◆ EXERCISE
Copy out, unchanged, the part of the material that runs from its first line through the line containing "184, 1020, 623]".

Element and region data:
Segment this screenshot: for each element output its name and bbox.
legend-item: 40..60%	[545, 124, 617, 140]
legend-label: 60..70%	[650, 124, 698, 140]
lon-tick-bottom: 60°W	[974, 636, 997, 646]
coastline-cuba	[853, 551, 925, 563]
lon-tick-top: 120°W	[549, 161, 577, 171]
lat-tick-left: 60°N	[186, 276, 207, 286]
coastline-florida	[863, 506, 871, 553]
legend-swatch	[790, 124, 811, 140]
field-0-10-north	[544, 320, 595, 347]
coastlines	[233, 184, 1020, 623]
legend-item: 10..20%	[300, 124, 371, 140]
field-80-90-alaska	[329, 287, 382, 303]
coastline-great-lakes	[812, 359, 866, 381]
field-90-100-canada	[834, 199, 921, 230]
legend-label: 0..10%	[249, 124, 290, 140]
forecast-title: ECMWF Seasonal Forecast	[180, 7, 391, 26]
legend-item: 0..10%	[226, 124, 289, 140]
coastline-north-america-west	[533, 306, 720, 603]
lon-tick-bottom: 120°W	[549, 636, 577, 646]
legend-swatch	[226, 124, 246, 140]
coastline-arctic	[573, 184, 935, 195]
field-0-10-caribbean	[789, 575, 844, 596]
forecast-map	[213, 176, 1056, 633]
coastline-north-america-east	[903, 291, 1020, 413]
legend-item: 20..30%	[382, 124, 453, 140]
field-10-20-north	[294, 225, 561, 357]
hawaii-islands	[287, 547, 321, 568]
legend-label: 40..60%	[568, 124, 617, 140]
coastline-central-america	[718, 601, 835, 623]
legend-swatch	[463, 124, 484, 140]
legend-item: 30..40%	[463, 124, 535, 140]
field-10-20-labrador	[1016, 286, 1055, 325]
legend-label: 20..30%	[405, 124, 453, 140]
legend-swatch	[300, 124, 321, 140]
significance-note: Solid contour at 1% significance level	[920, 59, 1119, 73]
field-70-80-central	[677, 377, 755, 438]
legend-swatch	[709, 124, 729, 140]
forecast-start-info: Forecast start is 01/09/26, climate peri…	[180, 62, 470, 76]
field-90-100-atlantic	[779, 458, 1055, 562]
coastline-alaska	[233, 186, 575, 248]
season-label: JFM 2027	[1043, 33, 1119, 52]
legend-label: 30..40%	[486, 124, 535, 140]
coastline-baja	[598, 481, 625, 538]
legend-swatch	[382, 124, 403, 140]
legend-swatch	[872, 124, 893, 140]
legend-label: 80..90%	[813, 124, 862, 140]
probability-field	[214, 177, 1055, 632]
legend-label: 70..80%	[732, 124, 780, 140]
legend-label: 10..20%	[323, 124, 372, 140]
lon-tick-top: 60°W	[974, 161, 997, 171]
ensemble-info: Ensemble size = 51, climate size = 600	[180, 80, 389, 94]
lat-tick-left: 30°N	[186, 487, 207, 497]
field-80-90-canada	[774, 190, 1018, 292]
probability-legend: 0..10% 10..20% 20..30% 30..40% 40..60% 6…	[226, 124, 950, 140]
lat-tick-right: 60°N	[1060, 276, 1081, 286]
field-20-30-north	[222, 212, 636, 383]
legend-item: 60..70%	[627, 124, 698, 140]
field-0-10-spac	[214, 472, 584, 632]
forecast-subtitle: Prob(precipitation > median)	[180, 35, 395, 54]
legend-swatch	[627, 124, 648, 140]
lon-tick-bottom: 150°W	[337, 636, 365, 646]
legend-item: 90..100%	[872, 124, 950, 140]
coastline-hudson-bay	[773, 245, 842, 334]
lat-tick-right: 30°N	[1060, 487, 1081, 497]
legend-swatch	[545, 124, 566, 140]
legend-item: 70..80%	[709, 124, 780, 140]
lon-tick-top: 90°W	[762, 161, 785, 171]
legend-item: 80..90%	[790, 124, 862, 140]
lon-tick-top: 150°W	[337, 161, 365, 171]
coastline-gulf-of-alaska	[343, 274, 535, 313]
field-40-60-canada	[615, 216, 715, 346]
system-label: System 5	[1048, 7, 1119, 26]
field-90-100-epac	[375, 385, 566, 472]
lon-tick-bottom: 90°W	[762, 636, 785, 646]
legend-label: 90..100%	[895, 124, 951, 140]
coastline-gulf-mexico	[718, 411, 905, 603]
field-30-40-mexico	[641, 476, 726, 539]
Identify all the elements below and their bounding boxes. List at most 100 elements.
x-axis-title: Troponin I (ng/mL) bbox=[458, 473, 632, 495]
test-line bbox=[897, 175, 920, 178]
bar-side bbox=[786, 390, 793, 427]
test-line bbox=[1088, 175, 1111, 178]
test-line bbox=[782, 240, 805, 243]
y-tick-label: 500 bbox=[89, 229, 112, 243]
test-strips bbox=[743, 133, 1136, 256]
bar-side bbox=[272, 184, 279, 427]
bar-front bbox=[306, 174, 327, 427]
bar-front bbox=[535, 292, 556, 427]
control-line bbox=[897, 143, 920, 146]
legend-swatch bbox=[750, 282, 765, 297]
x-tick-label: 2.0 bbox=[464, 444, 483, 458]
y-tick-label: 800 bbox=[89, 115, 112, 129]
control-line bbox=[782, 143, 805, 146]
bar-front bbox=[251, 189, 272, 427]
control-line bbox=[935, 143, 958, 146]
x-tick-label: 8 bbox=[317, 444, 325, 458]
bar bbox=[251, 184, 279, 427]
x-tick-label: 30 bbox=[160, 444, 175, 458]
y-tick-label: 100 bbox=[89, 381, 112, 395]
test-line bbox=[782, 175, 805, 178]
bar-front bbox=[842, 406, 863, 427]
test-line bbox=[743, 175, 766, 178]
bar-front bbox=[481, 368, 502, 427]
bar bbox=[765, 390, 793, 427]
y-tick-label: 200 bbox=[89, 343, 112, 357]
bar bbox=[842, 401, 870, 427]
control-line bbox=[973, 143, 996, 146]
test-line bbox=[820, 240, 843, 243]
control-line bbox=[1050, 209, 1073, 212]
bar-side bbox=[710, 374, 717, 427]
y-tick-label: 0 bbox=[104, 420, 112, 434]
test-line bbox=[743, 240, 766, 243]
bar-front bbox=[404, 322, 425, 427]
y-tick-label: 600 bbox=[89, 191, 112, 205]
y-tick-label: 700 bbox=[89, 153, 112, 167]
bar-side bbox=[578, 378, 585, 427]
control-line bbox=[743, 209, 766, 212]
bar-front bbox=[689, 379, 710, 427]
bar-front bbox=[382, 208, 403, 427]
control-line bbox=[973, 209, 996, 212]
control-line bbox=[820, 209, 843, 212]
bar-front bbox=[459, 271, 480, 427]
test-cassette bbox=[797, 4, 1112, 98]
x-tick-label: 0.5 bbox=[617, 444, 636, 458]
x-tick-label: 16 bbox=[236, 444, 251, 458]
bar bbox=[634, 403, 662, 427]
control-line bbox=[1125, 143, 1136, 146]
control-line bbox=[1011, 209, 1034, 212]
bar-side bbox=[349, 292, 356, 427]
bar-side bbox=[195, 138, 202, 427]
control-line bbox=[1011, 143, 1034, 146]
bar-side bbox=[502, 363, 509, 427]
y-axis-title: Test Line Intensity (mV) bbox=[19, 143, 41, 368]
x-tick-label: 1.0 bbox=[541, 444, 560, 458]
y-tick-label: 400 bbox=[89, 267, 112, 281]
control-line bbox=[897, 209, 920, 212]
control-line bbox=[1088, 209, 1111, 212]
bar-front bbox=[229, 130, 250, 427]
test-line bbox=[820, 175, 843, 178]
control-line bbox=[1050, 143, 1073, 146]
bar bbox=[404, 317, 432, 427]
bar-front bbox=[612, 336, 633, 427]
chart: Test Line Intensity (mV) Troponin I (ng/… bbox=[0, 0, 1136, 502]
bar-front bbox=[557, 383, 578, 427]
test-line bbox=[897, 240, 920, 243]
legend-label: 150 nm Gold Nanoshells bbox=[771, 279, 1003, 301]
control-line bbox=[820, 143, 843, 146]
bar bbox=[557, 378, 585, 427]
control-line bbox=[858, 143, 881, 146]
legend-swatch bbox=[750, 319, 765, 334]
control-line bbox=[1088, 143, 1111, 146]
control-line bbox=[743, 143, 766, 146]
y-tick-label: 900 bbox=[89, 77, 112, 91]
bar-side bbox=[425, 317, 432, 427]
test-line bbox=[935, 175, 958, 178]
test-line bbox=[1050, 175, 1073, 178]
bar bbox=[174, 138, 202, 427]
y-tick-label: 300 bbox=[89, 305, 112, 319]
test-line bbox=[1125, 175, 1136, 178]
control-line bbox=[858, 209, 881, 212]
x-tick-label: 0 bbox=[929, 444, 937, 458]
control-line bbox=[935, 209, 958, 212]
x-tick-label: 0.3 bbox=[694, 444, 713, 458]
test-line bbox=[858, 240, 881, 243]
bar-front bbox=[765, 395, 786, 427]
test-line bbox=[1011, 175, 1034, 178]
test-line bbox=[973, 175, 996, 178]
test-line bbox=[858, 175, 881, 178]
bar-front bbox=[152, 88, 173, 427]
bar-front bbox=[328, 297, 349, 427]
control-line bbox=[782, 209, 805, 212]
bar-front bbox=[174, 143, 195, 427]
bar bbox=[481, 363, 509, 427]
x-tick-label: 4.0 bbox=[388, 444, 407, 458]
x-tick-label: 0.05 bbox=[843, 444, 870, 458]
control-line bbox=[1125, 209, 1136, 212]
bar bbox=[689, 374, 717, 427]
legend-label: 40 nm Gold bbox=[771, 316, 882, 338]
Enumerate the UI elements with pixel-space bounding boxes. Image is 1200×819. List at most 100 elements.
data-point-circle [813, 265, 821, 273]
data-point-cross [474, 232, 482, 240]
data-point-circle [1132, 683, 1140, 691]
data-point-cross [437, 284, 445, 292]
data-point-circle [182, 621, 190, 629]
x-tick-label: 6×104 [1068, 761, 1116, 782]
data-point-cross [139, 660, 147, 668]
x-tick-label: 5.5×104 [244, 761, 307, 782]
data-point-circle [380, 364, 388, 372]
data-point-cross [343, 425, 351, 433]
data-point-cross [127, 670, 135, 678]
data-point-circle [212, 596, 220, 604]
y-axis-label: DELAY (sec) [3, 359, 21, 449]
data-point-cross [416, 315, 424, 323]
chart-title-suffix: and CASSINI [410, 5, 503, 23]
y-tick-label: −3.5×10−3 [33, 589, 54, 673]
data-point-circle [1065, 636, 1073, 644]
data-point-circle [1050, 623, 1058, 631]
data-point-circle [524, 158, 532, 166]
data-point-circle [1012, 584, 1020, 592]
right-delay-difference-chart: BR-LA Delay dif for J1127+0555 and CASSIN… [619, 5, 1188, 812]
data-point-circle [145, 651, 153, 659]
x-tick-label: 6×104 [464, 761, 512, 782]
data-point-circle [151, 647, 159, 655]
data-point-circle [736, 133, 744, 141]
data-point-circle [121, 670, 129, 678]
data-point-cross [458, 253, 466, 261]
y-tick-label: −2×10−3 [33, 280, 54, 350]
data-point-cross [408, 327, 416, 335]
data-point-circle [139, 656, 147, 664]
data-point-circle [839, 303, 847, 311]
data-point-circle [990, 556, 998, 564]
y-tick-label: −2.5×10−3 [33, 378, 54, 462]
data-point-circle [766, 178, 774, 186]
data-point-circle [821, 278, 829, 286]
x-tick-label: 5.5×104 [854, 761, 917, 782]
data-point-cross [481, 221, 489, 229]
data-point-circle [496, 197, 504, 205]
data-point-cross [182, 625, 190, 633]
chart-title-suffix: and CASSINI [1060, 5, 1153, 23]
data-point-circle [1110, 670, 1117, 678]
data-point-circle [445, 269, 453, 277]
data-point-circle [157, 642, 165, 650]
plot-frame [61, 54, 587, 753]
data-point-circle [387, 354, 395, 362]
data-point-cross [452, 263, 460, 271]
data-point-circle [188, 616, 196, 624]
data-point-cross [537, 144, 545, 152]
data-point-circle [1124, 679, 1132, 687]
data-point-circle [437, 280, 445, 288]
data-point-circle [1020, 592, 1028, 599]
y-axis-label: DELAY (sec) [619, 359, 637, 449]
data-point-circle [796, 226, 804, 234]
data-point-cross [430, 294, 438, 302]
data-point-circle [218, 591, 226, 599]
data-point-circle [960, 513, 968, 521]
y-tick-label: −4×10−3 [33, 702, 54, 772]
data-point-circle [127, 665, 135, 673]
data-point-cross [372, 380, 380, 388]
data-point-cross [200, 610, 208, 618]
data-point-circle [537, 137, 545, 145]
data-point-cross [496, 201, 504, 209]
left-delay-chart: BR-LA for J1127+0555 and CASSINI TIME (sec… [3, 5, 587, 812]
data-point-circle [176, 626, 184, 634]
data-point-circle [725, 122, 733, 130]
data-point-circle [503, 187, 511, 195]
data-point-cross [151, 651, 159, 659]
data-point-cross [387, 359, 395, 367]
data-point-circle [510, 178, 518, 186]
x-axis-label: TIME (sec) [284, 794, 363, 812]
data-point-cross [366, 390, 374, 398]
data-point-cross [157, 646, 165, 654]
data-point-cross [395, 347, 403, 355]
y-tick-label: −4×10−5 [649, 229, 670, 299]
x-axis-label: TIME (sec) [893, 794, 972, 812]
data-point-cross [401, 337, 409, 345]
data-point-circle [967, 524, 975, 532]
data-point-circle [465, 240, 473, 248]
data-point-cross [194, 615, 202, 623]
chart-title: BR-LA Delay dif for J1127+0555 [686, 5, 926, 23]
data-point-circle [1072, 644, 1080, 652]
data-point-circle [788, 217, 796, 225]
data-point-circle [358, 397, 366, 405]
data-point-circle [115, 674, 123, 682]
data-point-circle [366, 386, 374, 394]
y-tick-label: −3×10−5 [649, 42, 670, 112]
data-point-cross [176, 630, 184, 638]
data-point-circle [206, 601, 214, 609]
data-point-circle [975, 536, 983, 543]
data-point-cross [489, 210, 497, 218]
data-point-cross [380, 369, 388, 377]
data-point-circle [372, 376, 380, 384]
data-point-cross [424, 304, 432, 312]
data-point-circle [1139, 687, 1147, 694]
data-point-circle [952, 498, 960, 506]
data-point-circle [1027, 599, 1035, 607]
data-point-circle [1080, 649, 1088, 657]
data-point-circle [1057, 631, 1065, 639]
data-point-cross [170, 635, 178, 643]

◆ TASK RESPONSE
Segment this screenshot: for each element output its name and bbox.
legend-item: 40..60%	[545, 124, 617, 140]
legend-label: 60..70%	[650, 124, 698, 140]
lon-tick-bottom: 60°W	[974, 636, 997, 646]
coastline-cuba	[853, 551, 925, 563]
lon-tick-top: 120°W	[549, 161, 577, 171]
lat-tick-left: 60°N	[186, 276, 207, 286]
coastline-florida	[863, 506, 871, 553]
legend-swatch	[790, 124, 811, 140]
field-0-10-north	[544, 320, 595, 347]
coastlines	[233, 184, 1020, 623]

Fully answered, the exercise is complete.